(Your objective) Copy out every line exactly as given.

[start]

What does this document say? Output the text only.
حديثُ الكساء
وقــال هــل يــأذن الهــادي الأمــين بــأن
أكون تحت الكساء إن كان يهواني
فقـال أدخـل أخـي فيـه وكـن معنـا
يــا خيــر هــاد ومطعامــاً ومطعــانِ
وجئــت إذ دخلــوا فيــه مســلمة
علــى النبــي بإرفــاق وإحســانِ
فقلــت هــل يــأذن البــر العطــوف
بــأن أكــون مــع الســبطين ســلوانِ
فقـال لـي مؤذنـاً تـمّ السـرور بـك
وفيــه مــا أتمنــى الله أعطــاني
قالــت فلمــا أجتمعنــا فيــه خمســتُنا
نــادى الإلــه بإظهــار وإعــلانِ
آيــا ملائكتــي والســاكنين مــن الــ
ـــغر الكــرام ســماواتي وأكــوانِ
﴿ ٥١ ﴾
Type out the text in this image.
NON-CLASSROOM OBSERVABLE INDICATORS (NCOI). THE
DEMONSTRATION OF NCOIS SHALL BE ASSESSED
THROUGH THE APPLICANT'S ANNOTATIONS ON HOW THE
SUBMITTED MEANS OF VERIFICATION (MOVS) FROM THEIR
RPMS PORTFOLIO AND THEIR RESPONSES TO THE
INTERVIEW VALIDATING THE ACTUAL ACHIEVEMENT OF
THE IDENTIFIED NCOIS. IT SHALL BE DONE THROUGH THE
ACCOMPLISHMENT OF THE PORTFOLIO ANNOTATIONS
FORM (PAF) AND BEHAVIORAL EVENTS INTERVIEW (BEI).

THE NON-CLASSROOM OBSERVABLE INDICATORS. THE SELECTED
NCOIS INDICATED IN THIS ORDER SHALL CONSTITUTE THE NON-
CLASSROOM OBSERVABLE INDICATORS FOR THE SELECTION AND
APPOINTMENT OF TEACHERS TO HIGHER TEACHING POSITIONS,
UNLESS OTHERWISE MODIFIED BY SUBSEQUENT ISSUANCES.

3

[end]

(The output)
What does this document say? Output the text only.
حديثُ الكساء
وقــال هــل يــأذن الهــادي الأمــين بــأن
أكون تحت الكساء إن كان يهواني
فقـال أدخـل أخـي فيـه وكـن معنـا
يــا خيــر هــاد ومطعامــاً ومطعــانِ
وجئــت إذ دخلــوا فيــه مســلمة
علــى النبــي بإرفــاق وإحســانِ
فقلــت هــل يــأذن البــر العطــوف
بــأن أكــون مــع الســبطين ســلوانِ
فقـال لـي مؤذنـاً تـمّ السـرور بـك
وفيــه مــا أتمنــى الله أعطــاني
قالــت فلمــا أجتمعنــا فيــه خمســتُنا
نــادى الإلــه بإظهــار وإعــلانِ
آيــا ملائكتــي والســاكنين مــن الــ
ـــغر الكــرام ســماواتي وأكــوانِ
﴿ ٥١ ﴾
Type out the text in this image.
NON-CLASSROOM OBSERVABLE INDICATORS (NCOI). THE
DEMONSTRATION OF NCOIS SHALL BE ASSESSED
THROUGH THE APPLICANT'S ANNOTATIONS ON HOW THE
SUBMITTED MEANS OF VERIFICATION (MOVS) FROM THEIR
RPMS PORTFOLIO AND THEIR RESPONSES TO THE
INTERVIEW VALIDATING THE ACTUAL ACHIEVEMENT OF
THE IDENTIFIED NCOIS. IT SHALL BE DONE THROUGH THE
ACCOMPLISHMENT OF THE PORTFOLIO ANNOTATIONS
FORM (PAF) AND BEHAVIORAL EVENTS INTERVIEW (BEI).

THE NON-CLASSROOM OBSERVABLE INDICATORS. THE SELECTED
NCOIS INDICATED IN THIS ORDER SHALL CONSTITUTE THE NON-
CLASSROOM OBSERVABLE INDICATORS FOR THE SELECTION AND
APPOINTMENT OF TEACHERS TO HIGHER TEACHING POSITIONS,
UNLESS OTHERWISE MODIFIED BY SUBSEQUENT ISSUANCES.

3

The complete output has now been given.